(Extracted data entries)

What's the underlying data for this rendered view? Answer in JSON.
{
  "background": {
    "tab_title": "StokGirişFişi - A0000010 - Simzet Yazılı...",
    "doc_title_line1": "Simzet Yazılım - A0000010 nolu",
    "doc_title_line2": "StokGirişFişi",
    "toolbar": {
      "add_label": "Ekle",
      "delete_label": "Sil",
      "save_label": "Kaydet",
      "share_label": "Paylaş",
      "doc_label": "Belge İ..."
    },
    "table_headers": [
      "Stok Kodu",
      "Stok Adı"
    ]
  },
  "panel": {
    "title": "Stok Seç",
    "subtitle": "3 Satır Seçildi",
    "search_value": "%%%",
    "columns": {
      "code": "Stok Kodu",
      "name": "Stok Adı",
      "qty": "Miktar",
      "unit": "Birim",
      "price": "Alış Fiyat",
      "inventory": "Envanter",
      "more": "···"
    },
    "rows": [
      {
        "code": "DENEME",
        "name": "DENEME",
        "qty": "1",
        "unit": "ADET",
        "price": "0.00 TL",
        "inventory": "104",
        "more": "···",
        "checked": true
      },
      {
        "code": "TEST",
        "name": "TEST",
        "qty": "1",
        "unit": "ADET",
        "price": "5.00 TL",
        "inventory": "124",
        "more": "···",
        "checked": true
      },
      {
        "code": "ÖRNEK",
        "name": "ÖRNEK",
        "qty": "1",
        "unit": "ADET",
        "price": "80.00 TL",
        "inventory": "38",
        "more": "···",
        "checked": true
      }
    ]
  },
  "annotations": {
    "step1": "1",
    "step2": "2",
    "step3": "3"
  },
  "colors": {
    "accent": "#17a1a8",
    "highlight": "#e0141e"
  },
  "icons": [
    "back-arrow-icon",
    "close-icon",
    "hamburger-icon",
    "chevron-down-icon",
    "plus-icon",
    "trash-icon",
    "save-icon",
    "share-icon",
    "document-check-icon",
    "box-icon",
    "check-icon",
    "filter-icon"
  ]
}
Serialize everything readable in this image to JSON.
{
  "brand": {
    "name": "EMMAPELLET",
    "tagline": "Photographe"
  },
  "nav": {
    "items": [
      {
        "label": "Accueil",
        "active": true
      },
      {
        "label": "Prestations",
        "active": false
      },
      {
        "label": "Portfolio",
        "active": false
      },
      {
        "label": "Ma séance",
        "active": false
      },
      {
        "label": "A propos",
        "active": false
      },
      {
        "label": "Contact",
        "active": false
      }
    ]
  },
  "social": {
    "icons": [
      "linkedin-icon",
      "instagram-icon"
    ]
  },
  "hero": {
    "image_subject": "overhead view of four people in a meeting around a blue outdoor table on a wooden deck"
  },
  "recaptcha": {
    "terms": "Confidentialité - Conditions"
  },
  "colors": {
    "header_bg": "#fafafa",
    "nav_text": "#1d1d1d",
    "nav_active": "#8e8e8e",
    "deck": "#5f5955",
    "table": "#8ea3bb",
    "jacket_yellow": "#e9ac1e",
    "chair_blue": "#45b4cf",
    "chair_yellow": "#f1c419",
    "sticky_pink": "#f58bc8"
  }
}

Written task
Give only the number of lines in the material above that hold the word "JSON".

The result
2